Direction: Select all lines holding the word "experiences" from the entries that follow.

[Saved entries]
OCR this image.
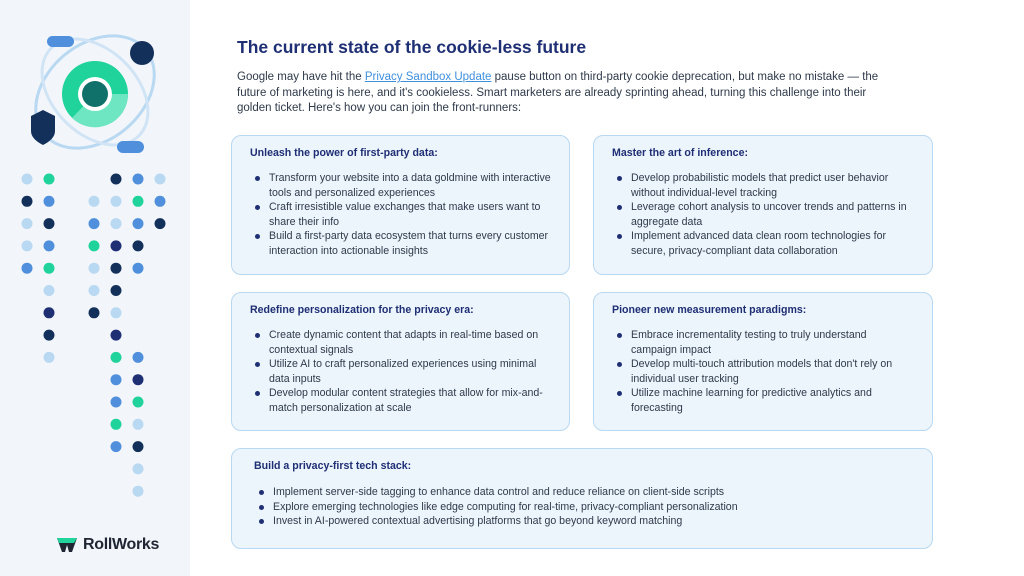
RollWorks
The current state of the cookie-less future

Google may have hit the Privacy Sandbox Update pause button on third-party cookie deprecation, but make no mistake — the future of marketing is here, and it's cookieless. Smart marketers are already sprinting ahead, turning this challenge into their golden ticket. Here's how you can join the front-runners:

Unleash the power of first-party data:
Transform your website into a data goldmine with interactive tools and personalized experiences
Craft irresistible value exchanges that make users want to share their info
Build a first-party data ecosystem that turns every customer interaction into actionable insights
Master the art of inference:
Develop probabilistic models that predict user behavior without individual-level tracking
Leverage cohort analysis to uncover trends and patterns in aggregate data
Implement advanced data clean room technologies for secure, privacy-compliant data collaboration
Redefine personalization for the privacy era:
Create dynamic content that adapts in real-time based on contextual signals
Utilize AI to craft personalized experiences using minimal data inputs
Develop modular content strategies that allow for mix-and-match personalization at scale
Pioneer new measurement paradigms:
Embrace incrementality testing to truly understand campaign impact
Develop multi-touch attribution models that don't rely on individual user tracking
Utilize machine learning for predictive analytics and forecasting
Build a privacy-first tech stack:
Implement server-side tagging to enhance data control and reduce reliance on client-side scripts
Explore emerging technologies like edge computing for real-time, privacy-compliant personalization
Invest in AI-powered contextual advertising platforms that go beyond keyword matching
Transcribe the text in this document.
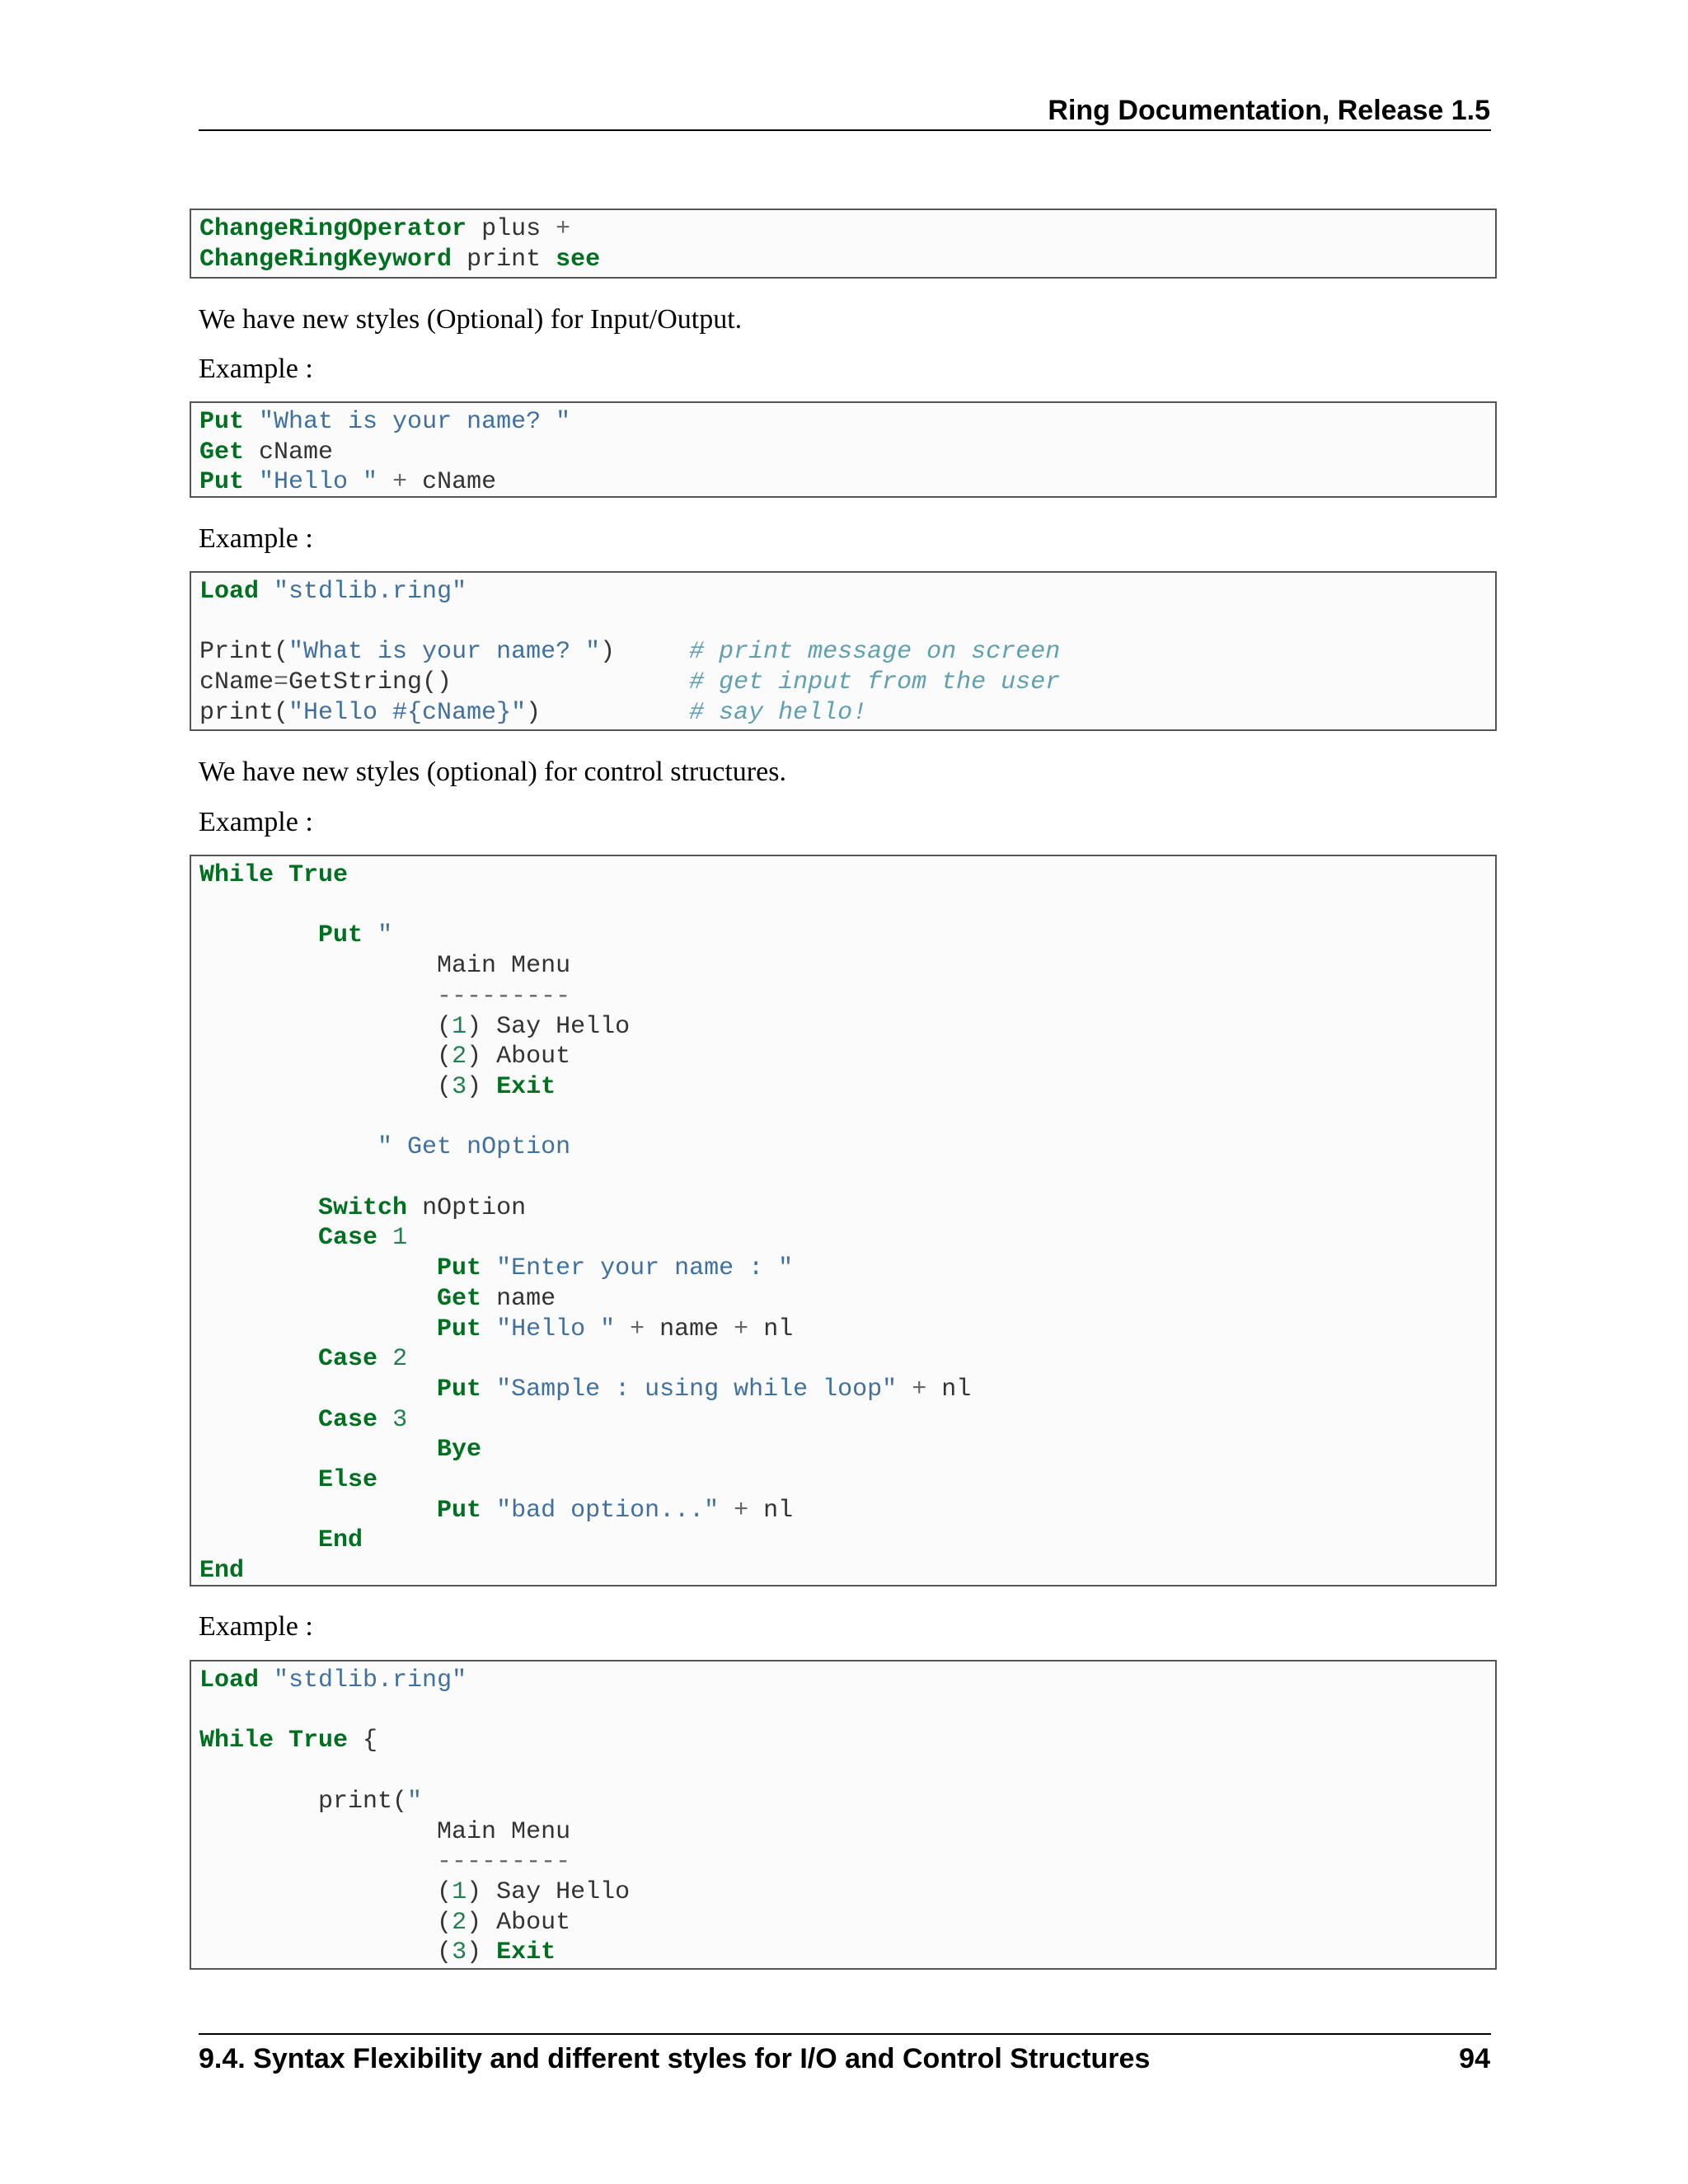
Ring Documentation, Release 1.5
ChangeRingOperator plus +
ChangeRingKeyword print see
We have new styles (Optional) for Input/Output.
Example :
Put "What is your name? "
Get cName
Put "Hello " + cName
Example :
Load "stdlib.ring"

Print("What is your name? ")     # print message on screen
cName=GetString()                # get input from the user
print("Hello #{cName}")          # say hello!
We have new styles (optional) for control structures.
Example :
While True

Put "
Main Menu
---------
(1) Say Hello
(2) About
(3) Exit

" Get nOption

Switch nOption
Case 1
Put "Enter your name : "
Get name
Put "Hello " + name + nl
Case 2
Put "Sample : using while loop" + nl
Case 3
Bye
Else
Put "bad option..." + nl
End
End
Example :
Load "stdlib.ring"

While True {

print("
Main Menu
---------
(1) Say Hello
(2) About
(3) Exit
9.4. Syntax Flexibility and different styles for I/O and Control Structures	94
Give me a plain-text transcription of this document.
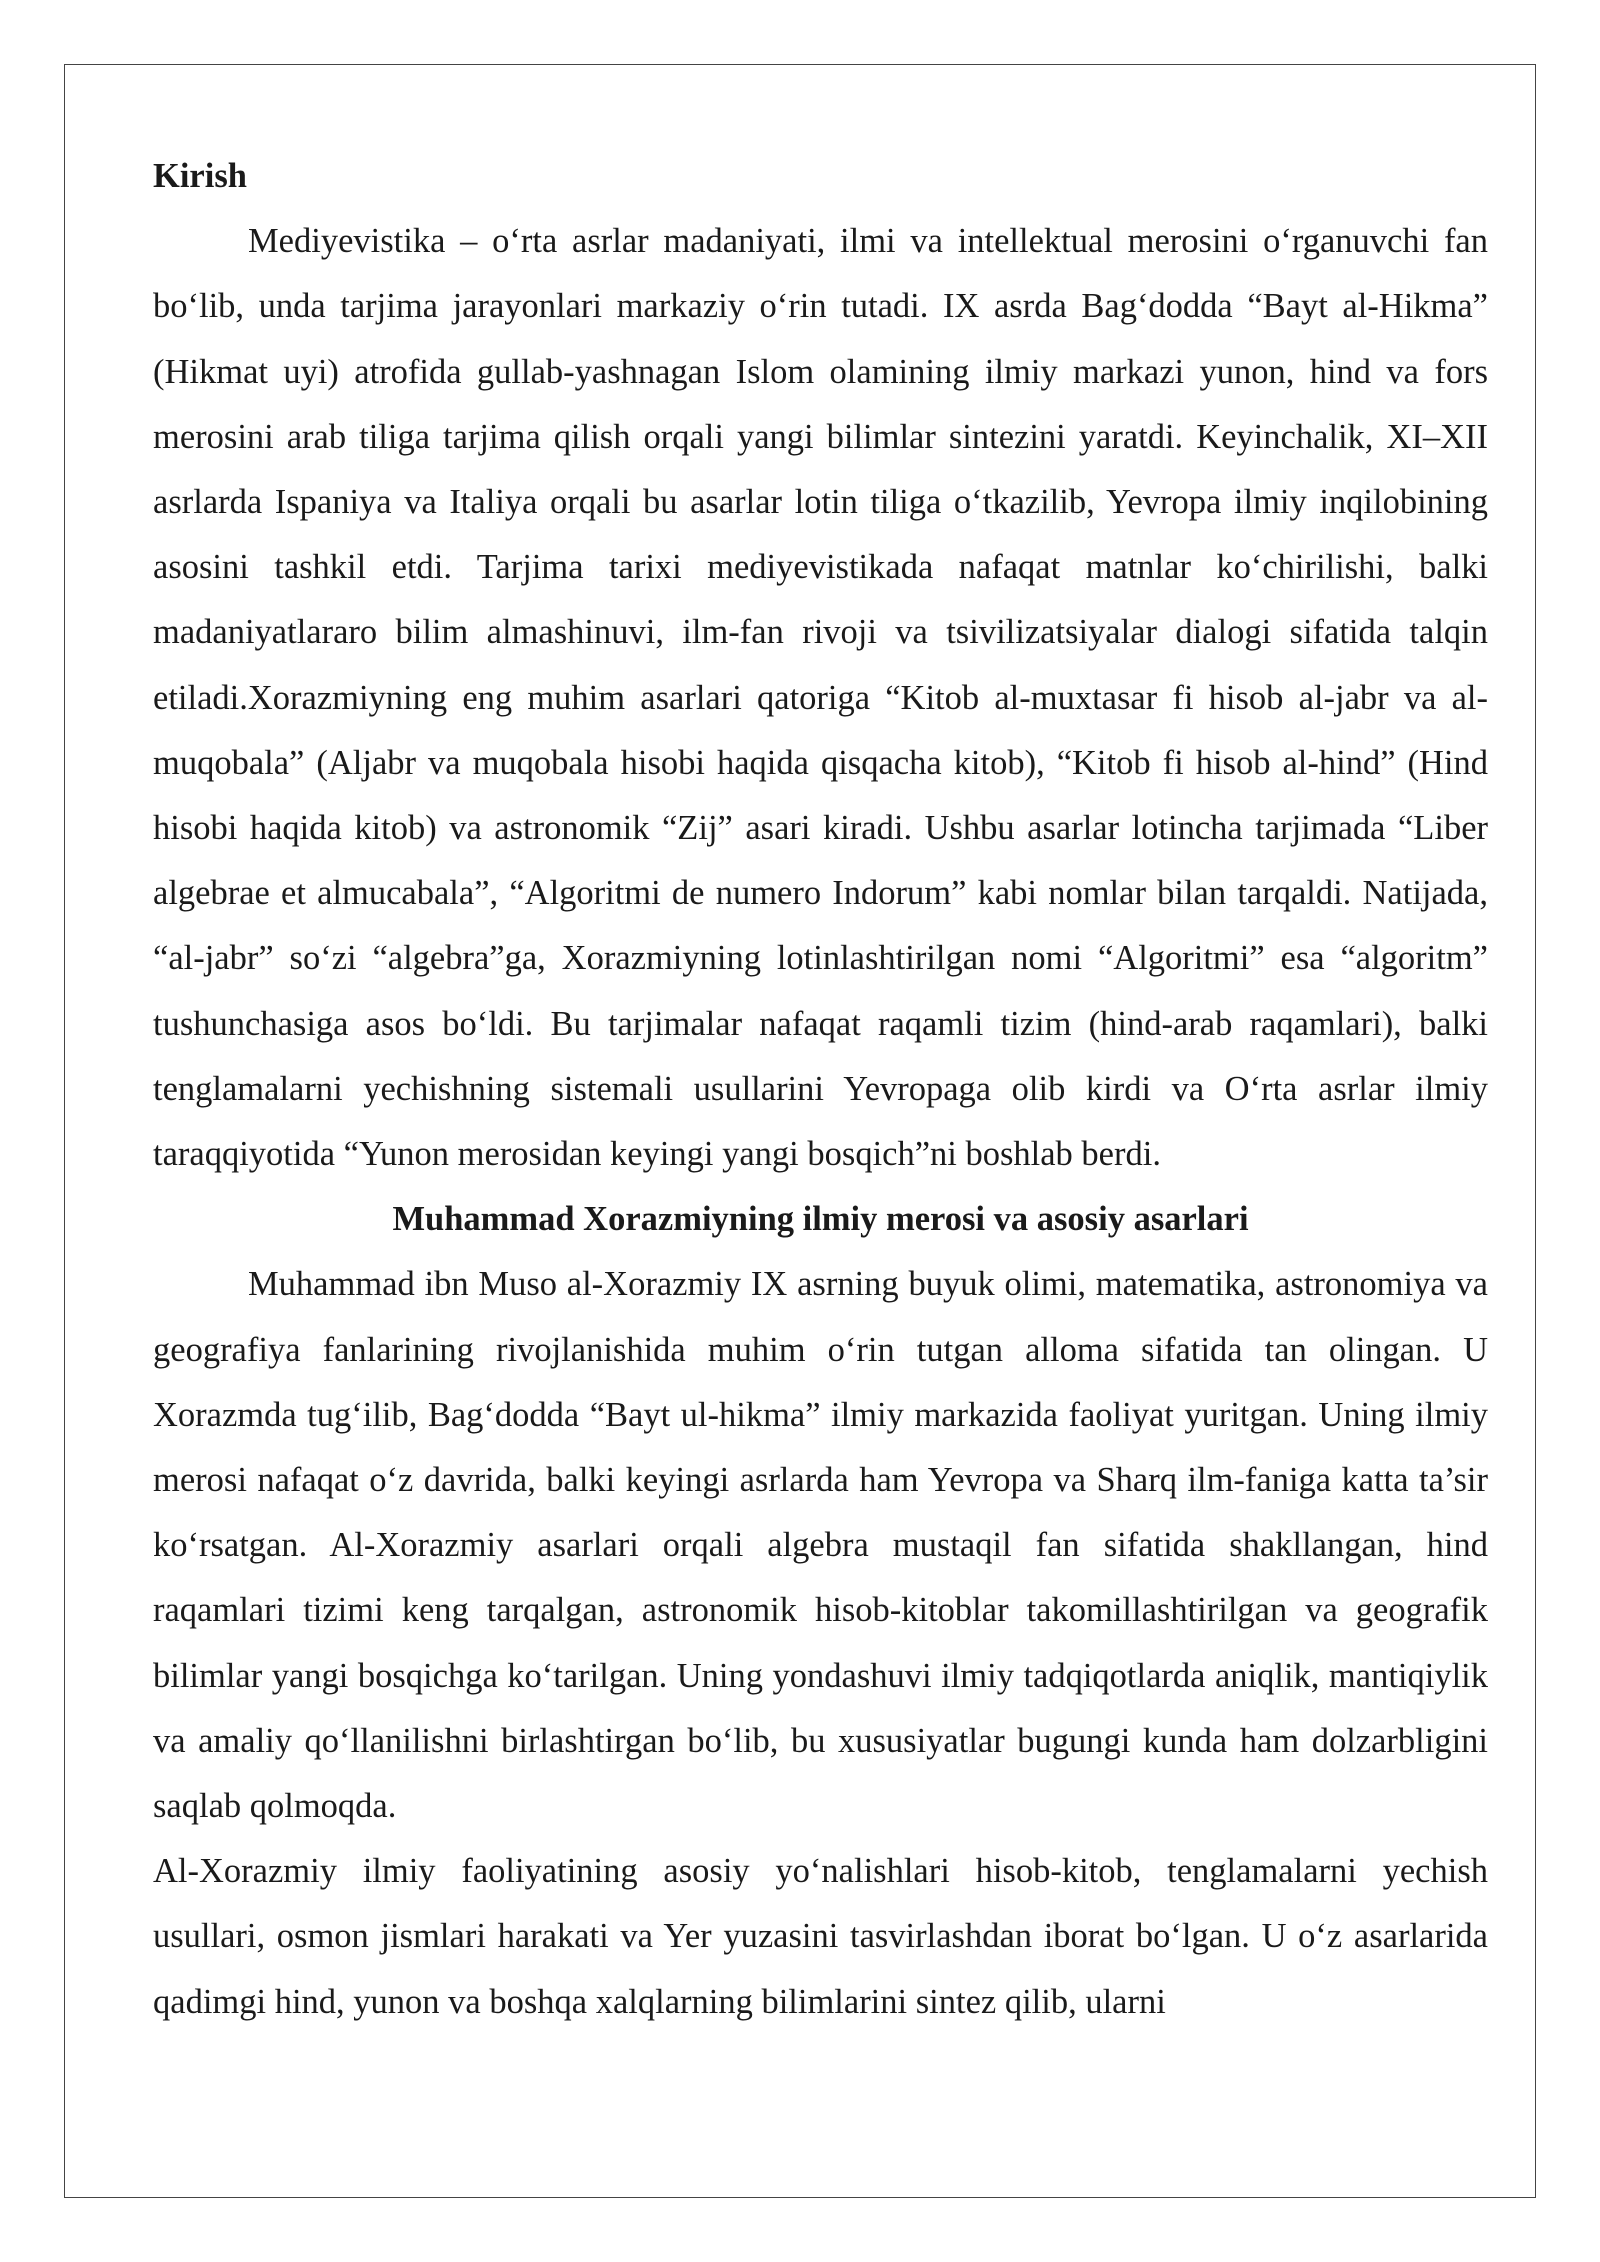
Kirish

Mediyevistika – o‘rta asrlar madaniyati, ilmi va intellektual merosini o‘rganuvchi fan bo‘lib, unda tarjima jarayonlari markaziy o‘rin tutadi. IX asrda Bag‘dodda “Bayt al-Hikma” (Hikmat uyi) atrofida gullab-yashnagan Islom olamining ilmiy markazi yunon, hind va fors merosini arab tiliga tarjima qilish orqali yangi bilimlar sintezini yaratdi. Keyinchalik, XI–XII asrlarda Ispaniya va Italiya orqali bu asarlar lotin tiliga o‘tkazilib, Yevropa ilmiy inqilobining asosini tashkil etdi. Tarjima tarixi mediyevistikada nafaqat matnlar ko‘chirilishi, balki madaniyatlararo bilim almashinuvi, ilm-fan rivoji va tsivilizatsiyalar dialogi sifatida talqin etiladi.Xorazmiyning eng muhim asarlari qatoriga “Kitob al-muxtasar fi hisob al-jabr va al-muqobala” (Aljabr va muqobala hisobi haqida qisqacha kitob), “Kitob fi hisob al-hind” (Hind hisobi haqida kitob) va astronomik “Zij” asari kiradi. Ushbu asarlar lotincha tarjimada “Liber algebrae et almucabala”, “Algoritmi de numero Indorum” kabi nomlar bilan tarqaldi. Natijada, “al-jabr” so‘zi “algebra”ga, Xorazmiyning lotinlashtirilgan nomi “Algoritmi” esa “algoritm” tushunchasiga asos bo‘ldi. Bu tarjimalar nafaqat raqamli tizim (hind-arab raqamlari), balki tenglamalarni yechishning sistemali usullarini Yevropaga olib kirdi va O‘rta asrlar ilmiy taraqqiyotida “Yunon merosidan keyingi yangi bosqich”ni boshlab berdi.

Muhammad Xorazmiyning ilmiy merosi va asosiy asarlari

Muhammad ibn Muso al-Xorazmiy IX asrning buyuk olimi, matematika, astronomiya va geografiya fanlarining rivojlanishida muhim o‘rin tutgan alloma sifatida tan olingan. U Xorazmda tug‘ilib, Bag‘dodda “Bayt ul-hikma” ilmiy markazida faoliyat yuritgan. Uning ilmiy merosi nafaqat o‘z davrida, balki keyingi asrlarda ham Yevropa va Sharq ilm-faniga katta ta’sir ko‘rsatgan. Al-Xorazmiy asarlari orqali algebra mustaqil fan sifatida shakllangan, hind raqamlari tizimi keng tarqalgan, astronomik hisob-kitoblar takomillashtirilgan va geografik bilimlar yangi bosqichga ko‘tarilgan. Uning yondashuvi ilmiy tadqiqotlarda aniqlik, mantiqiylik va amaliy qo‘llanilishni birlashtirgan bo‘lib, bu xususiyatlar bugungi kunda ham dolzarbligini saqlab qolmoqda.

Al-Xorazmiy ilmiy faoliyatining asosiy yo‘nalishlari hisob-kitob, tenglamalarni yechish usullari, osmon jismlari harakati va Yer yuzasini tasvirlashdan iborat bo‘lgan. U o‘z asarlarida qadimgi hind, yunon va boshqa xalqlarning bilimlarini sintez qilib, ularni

Expected answer:
Transform your website into a data goldmine with interactive tools and personalized experiences
Utilize AI to craft personalized experiences using minimal data inputs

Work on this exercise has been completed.